[Saved entries]

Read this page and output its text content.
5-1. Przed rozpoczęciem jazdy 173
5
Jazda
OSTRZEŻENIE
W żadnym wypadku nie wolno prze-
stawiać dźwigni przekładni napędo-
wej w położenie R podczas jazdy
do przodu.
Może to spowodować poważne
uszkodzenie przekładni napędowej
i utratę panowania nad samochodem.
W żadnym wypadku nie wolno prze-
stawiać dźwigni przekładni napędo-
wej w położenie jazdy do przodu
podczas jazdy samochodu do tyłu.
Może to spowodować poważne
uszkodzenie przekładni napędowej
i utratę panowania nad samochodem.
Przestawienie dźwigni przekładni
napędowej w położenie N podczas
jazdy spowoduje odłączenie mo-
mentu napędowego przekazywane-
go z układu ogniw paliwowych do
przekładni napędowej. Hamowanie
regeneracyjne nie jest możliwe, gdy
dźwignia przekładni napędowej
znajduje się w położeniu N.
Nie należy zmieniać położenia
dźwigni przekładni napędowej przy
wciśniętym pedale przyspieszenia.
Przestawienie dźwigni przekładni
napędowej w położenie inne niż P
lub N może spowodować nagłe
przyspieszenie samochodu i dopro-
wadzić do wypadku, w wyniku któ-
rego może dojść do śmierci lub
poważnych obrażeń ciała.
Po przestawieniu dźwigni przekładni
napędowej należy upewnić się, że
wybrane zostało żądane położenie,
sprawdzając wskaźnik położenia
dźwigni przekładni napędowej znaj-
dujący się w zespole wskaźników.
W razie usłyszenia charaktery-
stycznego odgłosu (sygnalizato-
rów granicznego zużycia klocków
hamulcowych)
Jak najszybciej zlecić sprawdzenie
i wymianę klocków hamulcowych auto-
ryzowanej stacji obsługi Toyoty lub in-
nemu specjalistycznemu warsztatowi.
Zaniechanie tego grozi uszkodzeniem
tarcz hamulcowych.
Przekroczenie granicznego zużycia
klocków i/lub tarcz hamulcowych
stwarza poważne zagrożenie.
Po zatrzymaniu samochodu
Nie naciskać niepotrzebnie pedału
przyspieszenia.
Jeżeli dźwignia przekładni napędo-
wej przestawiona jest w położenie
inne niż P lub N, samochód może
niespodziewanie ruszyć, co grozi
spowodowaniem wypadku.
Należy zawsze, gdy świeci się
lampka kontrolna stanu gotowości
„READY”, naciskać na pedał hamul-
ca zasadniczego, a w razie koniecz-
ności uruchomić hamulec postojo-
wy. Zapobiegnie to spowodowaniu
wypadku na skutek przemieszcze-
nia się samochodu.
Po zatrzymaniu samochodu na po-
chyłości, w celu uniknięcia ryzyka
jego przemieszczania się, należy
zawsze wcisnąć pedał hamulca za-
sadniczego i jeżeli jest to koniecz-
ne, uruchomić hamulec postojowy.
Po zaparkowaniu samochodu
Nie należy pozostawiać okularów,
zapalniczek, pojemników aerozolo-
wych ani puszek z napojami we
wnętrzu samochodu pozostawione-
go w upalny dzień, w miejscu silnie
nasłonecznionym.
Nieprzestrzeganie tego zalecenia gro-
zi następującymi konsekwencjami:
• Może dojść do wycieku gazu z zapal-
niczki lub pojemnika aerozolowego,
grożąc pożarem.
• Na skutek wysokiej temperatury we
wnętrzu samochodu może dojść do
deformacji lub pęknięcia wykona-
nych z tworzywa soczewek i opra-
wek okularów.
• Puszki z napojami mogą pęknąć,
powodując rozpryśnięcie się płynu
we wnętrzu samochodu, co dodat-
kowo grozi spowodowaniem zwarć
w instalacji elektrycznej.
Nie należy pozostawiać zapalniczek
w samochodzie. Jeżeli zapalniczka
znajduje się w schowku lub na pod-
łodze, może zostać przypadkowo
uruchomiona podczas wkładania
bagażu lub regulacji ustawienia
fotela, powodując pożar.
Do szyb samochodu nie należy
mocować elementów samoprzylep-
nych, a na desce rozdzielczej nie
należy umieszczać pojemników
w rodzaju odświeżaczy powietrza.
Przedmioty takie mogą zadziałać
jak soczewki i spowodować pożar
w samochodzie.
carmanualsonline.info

What the task asks :: Collect from the data above every line that includes "grozi".

Final result ::
Zaniechanie tego grozi uszkodzeniem
niespodziewanie ruszyć, co grozi
kowo grozi spowodowaniem zwarć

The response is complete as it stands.